# start of DATASET RECORDS

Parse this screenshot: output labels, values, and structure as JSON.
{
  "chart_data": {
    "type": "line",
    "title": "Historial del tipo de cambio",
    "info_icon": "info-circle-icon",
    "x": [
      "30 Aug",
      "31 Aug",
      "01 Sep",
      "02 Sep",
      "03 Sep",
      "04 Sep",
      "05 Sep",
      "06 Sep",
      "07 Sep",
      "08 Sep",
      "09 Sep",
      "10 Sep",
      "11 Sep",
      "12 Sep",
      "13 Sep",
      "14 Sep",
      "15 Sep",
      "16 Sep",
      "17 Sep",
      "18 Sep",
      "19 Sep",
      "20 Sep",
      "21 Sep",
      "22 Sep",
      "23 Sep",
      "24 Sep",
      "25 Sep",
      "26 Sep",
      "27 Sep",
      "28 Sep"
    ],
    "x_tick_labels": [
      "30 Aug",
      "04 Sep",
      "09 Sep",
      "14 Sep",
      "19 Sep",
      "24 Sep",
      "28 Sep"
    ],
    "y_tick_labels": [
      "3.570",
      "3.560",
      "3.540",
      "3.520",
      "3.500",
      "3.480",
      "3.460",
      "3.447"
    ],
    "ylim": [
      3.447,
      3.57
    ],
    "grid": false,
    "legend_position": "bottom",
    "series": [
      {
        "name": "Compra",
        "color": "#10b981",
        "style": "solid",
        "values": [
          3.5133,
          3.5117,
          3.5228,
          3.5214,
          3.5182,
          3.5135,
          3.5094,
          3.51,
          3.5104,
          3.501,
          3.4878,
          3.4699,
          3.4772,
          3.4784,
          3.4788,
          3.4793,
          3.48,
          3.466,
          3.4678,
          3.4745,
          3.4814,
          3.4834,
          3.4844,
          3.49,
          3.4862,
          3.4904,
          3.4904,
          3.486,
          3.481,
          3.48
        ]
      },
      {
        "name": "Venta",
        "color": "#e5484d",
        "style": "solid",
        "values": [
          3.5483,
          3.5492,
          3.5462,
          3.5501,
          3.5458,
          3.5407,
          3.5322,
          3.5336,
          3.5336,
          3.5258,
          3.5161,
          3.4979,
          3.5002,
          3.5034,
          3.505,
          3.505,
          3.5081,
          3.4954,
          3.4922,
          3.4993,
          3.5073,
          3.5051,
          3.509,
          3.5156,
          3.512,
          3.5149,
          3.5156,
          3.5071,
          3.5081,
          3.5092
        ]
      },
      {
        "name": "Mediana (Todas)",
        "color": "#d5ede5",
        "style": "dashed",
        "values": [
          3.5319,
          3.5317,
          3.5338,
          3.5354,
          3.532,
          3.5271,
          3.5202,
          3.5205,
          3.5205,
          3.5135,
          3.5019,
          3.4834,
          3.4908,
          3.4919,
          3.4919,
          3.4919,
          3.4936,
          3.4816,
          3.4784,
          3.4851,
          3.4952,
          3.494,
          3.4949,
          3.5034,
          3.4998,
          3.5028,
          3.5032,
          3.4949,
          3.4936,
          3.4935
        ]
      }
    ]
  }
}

# end of DATASET RECORDS

DIRECTIONS:
Tally the lines in the listing that hold "color" and report the number alone.

ANSWER TO THIS EXERCISE:
3